[Data items]
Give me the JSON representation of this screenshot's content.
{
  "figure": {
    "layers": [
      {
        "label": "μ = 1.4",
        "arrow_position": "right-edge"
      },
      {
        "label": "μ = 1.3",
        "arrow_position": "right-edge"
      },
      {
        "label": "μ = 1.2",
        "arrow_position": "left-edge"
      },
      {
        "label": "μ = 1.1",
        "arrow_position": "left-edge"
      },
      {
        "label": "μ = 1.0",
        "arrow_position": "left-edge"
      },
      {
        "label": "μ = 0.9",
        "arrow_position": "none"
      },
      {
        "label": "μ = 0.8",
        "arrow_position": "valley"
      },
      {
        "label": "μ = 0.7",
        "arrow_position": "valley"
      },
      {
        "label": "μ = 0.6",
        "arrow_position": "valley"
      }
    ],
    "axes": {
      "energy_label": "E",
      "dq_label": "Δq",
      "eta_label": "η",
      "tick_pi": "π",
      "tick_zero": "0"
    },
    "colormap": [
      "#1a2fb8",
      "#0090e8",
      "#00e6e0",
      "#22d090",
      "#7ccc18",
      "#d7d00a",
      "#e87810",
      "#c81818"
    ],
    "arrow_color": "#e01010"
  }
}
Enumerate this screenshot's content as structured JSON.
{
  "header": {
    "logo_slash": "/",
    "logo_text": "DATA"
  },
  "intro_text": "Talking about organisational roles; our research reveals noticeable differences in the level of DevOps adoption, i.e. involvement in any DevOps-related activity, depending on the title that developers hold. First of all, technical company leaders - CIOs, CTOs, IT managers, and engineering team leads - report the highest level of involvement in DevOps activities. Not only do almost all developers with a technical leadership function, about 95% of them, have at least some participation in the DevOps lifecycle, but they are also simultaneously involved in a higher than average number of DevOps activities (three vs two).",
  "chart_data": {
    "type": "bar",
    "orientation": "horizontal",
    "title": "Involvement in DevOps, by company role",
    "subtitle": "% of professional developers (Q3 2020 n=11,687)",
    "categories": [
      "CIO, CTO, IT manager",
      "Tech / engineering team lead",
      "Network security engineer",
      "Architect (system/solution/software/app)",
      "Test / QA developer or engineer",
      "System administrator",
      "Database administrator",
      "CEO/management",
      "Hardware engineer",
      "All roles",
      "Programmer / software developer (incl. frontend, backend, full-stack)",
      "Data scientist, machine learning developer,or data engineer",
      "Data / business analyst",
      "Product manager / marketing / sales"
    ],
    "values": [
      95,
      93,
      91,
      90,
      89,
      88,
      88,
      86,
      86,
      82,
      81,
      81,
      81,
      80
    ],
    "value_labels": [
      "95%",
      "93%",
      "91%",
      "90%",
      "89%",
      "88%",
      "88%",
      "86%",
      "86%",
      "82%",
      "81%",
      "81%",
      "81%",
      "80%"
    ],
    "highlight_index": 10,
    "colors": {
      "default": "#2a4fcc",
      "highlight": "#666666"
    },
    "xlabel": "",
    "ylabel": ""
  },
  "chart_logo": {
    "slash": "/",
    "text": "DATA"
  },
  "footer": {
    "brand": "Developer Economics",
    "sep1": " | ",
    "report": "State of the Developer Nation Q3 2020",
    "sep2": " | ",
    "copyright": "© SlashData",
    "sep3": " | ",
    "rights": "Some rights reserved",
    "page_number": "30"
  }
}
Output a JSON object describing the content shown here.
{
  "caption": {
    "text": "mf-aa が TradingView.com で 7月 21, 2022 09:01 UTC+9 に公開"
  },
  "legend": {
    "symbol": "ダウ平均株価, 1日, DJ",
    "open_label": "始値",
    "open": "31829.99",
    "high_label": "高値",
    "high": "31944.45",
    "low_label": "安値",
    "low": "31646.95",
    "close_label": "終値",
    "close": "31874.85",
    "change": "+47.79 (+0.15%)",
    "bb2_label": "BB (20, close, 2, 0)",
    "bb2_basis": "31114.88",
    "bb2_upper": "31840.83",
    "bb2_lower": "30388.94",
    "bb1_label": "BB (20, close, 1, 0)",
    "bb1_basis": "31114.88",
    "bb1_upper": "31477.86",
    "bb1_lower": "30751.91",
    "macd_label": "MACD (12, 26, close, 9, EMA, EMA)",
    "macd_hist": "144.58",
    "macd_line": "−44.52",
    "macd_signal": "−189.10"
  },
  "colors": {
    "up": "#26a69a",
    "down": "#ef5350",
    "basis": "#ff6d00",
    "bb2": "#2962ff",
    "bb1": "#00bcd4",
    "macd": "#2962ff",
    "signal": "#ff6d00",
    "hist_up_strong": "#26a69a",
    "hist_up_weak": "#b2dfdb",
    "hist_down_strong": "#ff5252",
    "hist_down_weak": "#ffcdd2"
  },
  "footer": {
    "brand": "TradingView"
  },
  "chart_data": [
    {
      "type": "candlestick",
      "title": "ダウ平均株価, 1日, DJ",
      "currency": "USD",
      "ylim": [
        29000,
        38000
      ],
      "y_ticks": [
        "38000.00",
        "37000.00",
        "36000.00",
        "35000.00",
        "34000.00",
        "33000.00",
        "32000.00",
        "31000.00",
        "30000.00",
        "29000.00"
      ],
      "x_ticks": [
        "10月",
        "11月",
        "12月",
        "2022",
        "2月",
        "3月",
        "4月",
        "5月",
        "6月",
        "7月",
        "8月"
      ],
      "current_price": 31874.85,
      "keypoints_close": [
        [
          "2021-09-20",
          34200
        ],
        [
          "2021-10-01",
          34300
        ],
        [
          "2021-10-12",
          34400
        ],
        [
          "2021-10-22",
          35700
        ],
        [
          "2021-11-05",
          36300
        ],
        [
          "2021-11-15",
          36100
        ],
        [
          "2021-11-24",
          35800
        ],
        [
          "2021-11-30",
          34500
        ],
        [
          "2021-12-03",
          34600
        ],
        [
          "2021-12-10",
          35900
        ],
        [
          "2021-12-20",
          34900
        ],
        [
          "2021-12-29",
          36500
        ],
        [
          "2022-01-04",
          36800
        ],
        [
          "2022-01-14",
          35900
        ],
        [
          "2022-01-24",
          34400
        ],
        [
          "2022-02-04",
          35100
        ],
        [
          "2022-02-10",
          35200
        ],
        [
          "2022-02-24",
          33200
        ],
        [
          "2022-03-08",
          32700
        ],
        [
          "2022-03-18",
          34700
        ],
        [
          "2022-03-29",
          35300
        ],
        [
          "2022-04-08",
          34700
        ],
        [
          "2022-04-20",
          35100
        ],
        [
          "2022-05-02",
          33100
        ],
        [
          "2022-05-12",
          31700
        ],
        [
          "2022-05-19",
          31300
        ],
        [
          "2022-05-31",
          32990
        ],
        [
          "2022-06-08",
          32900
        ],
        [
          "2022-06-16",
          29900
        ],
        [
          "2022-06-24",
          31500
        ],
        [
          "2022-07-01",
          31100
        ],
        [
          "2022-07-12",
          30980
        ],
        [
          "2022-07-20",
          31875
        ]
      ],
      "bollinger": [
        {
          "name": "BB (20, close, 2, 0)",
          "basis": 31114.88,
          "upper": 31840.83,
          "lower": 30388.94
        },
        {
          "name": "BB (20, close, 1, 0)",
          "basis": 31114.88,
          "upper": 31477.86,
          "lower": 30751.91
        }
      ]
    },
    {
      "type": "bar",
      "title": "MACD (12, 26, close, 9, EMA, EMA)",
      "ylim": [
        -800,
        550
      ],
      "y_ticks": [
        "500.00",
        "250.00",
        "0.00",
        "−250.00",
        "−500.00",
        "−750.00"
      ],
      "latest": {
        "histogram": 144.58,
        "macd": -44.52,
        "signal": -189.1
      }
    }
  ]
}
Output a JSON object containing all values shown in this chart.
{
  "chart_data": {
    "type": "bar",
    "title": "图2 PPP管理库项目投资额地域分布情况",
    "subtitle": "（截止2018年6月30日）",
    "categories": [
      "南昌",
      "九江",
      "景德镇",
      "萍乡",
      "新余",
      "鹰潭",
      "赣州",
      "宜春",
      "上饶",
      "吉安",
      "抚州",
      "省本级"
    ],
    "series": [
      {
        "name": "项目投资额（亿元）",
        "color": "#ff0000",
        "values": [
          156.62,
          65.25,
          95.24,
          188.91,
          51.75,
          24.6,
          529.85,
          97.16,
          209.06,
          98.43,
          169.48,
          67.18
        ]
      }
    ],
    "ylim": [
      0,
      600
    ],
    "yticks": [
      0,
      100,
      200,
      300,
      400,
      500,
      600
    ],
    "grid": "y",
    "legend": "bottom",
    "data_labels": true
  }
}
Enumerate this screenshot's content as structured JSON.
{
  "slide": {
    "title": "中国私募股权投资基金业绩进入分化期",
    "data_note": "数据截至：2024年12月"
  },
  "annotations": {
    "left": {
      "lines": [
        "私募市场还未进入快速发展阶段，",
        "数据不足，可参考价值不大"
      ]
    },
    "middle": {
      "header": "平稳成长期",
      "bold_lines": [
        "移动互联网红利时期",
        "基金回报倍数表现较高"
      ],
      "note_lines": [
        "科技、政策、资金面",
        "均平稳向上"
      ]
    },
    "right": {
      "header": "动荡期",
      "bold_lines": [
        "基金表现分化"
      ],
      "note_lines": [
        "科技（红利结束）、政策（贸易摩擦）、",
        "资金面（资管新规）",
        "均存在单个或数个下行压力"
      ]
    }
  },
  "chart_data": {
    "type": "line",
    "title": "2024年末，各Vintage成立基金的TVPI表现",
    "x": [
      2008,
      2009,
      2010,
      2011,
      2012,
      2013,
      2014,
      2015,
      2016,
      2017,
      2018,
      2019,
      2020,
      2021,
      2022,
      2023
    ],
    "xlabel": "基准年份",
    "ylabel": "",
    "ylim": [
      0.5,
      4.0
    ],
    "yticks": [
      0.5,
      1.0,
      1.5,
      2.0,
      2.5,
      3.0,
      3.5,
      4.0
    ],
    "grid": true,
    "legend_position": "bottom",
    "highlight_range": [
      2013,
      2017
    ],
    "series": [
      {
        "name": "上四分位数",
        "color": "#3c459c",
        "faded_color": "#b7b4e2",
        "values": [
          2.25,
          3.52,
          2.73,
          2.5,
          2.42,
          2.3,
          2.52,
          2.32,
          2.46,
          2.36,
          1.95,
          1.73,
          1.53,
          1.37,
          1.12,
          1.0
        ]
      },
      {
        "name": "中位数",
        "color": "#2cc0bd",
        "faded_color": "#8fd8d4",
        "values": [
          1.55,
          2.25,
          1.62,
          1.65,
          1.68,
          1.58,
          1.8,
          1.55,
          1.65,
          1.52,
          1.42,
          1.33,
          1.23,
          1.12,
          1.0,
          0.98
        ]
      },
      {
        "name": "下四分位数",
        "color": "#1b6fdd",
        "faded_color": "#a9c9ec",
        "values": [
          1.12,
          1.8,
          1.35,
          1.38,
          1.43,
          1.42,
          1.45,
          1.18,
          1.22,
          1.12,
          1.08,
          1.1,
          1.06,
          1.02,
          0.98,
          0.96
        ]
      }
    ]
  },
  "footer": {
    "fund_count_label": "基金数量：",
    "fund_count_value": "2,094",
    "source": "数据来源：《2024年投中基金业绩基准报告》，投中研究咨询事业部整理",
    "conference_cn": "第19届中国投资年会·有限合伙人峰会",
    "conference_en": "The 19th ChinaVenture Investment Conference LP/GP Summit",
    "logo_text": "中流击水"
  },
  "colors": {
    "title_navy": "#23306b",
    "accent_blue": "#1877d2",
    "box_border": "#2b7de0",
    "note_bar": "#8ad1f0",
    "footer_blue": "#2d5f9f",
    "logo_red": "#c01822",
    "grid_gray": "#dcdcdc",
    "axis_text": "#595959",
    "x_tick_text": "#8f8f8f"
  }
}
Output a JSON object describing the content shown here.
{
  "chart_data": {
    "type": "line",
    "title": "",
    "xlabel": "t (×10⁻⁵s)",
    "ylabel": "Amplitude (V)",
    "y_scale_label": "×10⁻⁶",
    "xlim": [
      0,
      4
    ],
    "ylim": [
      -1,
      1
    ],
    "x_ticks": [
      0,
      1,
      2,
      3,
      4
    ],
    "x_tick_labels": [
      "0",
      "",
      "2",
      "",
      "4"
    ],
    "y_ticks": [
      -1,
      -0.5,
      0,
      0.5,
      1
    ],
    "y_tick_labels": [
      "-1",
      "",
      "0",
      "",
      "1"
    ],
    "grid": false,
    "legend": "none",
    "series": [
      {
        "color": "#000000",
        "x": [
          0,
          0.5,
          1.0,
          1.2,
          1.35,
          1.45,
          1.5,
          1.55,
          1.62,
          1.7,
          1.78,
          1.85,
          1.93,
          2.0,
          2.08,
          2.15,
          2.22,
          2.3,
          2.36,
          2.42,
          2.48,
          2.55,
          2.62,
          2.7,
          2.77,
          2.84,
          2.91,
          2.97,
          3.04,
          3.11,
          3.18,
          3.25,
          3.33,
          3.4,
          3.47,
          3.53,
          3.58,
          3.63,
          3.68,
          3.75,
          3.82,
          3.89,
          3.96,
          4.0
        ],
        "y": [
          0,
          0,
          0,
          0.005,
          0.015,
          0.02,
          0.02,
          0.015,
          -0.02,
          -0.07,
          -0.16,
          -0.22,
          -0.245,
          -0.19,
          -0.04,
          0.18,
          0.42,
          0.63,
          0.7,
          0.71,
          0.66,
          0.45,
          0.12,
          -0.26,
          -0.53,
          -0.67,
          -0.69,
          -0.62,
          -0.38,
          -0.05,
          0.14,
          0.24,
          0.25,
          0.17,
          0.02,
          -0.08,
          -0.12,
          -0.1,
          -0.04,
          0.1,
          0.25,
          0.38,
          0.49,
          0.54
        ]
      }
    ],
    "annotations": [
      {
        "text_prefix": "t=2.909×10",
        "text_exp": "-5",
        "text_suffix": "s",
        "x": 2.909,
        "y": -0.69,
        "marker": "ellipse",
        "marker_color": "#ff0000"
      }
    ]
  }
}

**Instruction**. Lines containing the word "software" must all be returned from the material above.

**Result of the exercise**.
      "Architect (system/solution/software/app)",
      "Programmer / software developer (incl. frontend, backend, full-stack)",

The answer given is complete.